=== DATA PROVIDED ===

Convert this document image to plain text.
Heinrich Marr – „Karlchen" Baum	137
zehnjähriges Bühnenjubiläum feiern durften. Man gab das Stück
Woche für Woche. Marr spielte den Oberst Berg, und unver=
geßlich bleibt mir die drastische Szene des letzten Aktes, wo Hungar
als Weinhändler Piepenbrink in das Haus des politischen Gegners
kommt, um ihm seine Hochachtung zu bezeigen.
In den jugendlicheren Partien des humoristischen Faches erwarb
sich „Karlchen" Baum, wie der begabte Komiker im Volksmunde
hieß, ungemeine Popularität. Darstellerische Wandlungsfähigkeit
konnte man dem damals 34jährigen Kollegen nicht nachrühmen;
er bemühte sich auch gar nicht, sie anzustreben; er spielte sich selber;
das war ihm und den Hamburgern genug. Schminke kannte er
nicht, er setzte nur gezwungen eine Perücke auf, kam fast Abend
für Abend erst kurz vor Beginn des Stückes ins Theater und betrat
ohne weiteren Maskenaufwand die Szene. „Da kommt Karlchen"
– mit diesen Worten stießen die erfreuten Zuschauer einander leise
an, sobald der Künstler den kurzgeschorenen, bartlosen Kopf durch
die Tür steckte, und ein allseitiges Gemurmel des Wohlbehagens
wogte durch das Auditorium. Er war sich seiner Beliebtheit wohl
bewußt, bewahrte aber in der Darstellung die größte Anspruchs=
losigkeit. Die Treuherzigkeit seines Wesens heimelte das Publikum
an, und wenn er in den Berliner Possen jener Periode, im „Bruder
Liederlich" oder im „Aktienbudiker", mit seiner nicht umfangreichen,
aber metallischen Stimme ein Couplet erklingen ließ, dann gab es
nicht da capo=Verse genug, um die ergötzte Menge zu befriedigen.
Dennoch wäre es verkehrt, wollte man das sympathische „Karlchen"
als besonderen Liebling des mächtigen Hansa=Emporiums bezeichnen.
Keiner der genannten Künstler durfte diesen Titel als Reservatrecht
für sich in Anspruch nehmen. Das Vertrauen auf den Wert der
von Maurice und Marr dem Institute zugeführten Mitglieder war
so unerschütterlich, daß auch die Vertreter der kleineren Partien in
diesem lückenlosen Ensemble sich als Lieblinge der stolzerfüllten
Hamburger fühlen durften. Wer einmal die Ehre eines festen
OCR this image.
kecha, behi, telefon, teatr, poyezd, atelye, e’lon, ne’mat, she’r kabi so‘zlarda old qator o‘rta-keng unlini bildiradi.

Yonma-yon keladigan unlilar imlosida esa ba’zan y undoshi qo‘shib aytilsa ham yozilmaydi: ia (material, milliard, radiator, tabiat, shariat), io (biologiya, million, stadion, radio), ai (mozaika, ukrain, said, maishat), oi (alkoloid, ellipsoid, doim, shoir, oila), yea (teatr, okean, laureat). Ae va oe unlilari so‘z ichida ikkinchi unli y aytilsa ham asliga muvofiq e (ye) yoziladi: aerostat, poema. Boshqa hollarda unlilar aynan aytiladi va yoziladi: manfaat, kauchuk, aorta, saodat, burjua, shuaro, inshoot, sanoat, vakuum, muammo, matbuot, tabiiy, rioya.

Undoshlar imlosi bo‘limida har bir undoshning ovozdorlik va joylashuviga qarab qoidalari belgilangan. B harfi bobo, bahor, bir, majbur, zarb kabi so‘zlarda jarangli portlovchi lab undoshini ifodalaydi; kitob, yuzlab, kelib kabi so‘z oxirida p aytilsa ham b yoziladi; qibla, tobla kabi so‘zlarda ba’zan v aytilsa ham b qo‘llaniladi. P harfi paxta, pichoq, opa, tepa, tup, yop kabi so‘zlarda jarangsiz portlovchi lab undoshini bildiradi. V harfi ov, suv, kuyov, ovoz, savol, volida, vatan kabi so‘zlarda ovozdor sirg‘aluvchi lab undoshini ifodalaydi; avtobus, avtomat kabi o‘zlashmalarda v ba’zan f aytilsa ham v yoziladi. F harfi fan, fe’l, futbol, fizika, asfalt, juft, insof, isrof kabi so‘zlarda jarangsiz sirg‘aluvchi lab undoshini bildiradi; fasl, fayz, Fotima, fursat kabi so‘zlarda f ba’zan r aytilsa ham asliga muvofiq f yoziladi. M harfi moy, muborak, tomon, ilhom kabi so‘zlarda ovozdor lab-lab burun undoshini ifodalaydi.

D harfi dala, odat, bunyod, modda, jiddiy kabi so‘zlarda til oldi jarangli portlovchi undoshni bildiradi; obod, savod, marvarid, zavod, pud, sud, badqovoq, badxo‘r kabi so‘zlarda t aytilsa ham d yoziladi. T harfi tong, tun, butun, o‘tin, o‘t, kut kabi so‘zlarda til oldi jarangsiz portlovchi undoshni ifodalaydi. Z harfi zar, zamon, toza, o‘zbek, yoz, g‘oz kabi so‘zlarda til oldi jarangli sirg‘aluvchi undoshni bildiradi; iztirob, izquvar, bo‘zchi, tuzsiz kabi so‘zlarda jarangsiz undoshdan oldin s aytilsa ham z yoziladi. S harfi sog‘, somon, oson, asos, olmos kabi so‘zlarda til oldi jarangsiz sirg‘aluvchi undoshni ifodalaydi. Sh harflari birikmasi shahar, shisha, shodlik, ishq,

===

WORK TO COMPLETE
Show each line of the listing that holds the string "durch".

ANSWER FOR THIS EXERCISE
an, sobald der Künstler den kurzgeschorenen, bartlosen Kopf durch
wogte durch das Auditorium. Er war sich seiner Beliebtheit wohl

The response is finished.